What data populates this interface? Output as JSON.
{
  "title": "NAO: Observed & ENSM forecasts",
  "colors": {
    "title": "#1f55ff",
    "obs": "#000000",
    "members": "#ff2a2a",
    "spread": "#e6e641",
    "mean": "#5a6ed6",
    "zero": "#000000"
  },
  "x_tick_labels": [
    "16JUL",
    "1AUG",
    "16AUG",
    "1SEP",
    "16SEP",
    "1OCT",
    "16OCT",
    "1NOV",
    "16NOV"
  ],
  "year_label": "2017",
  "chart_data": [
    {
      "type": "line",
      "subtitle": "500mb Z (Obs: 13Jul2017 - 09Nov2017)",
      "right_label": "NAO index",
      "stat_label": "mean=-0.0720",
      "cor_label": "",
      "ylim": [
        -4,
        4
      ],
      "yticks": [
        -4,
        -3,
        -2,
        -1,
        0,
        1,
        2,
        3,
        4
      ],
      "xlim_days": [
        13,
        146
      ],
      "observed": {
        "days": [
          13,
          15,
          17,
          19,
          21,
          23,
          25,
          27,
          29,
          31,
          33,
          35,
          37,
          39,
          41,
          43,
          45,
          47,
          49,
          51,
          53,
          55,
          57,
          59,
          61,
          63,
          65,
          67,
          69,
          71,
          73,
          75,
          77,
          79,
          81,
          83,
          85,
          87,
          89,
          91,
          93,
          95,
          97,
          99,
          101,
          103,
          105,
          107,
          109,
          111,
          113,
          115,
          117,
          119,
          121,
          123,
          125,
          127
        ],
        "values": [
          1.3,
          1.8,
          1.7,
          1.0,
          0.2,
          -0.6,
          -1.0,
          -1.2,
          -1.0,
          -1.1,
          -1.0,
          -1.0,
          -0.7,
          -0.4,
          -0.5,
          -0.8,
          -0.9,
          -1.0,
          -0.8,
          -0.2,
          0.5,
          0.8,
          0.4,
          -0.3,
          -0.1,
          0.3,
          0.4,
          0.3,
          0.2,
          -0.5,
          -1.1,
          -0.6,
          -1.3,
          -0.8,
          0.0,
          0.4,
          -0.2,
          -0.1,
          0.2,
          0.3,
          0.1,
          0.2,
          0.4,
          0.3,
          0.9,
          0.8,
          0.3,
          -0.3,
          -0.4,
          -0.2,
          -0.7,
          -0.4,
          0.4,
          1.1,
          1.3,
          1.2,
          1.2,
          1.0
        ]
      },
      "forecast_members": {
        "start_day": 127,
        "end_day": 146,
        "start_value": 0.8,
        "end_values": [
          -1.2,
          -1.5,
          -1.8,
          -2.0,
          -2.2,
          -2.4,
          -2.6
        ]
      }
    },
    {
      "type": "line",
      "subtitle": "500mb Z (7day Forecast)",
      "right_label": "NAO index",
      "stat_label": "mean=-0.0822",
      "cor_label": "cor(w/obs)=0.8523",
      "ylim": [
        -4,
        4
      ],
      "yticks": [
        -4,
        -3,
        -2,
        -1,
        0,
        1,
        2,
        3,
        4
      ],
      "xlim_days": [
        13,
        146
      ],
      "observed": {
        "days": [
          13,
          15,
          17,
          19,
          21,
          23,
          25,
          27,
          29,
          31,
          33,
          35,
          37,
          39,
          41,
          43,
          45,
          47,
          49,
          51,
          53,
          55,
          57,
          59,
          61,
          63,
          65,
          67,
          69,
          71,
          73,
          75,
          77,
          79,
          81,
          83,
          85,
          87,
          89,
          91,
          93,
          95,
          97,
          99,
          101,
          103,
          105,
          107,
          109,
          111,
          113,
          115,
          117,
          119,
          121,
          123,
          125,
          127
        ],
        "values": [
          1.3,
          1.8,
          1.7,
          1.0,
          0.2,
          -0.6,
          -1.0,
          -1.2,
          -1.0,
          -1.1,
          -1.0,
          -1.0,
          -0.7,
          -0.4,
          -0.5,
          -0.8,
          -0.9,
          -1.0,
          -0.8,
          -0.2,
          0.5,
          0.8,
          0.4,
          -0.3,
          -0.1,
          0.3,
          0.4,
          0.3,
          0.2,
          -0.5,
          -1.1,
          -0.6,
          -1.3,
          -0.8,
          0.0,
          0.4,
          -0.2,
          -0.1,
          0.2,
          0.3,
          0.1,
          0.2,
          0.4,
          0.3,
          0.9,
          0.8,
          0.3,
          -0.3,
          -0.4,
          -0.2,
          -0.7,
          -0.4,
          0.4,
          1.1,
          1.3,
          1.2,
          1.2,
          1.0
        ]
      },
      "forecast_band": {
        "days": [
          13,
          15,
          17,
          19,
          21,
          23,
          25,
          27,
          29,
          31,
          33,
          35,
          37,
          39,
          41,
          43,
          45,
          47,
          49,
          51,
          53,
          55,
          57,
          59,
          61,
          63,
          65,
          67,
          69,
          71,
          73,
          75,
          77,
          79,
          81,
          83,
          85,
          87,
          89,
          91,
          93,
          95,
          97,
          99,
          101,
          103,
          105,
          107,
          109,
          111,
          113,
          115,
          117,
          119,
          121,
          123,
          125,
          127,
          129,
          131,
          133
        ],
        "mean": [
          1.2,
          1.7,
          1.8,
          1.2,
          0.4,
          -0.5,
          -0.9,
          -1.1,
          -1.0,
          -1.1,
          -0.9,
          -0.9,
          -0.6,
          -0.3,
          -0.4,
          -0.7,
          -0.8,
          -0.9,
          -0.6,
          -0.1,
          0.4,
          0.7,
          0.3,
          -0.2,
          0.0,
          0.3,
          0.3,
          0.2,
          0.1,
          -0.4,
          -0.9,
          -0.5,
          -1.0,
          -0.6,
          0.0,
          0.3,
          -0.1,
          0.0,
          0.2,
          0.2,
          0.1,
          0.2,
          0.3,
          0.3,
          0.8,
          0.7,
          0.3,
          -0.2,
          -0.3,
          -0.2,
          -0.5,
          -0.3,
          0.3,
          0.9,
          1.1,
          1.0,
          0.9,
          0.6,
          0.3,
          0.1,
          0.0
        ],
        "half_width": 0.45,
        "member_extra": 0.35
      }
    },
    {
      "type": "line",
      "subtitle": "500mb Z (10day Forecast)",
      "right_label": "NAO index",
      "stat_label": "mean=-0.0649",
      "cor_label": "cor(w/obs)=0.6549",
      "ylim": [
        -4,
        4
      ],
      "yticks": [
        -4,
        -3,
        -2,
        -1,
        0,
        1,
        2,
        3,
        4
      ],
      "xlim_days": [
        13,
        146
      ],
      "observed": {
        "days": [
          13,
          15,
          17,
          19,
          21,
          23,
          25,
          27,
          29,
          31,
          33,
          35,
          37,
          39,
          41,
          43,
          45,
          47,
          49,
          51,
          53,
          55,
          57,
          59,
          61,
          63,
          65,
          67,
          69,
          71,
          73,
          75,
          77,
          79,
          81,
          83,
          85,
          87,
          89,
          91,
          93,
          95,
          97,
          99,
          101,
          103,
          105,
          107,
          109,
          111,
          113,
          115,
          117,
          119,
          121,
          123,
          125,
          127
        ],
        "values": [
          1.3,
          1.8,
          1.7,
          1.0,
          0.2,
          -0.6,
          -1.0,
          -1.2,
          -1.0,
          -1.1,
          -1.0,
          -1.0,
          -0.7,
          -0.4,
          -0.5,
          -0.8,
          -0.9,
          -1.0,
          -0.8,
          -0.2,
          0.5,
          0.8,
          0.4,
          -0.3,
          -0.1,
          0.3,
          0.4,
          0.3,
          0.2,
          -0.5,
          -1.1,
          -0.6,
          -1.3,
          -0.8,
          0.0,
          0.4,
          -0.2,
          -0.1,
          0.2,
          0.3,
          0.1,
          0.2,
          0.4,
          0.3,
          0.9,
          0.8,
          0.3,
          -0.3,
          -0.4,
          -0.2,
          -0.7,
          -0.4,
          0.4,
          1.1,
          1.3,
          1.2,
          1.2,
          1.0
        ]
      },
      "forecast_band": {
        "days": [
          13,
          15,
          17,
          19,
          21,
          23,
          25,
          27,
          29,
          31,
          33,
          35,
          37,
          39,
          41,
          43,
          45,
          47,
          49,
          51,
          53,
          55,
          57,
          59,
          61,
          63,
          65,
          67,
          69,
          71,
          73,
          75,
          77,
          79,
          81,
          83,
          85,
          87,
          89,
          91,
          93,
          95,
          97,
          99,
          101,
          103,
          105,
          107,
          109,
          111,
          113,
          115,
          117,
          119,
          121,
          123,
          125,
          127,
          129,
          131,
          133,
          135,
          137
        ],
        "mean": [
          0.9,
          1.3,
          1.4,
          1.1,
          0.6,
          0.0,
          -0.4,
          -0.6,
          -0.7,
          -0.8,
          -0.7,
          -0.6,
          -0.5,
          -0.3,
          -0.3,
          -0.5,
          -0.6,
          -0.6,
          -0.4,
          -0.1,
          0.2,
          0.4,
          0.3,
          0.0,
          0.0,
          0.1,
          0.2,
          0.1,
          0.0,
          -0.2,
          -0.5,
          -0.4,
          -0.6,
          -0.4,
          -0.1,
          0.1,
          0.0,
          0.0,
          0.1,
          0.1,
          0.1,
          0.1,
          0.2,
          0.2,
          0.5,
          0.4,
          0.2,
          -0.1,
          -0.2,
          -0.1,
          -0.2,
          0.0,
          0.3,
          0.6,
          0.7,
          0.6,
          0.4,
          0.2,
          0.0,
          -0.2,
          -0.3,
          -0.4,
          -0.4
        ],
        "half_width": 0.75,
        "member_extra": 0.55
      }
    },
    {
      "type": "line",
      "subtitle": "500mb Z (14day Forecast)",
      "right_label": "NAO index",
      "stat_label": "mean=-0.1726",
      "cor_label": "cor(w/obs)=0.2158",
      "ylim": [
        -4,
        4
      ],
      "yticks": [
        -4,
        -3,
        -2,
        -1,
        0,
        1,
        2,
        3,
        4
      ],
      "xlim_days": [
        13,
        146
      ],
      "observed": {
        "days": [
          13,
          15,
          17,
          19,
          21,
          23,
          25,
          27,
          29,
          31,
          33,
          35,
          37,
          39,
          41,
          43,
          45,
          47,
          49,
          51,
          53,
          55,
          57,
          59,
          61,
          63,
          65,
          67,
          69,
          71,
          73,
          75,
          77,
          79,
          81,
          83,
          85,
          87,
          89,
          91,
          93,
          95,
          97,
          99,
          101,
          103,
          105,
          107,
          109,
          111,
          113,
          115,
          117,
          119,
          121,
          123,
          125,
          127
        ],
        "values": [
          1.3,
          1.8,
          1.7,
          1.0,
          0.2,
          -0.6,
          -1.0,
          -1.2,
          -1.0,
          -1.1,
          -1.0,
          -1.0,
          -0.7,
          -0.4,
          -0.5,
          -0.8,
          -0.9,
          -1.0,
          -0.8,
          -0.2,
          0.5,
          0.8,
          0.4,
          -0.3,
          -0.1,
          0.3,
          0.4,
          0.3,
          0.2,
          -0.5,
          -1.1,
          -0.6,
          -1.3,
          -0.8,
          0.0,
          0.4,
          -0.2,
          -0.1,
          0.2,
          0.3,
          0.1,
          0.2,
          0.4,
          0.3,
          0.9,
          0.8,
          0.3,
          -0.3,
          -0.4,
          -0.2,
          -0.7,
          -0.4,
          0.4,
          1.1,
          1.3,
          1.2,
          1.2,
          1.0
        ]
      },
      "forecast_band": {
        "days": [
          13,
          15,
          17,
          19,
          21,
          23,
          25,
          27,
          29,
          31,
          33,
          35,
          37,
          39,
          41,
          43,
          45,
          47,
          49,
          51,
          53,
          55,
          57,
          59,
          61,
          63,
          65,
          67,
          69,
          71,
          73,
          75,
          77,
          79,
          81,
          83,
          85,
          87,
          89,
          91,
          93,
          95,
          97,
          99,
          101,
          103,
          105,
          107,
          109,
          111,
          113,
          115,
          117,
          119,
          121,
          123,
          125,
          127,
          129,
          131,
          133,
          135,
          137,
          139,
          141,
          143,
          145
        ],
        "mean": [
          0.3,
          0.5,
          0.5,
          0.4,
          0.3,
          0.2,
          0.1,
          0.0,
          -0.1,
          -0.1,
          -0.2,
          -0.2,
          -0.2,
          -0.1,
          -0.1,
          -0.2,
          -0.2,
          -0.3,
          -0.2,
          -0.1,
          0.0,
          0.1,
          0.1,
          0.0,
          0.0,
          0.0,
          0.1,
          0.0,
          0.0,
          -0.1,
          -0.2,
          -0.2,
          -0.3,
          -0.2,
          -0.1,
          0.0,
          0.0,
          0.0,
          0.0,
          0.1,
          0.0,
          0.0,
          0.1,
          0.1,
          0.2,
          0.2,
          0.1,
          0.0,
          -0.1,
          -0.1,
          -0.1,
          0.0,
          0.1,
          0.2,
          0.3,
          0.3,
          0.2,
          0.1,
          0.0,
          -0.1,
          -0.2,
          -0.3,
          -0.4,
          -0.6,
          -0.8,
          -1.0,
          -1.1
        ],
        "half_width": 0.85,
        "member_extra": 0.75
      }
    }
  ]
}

+++

• What is required
All lines above containing the string "mean" are to be collected.

• Result for this task
    "mean": "#5a6ed6",
      "stat_label": "mean=-0.0720",
      "stat_label": "mean=-0.0822",
        "mean": [
      "stat_label": "mean=-0.0649",
        "mean": [
      "stat_label": "mean=-0.1726",
        "mean": [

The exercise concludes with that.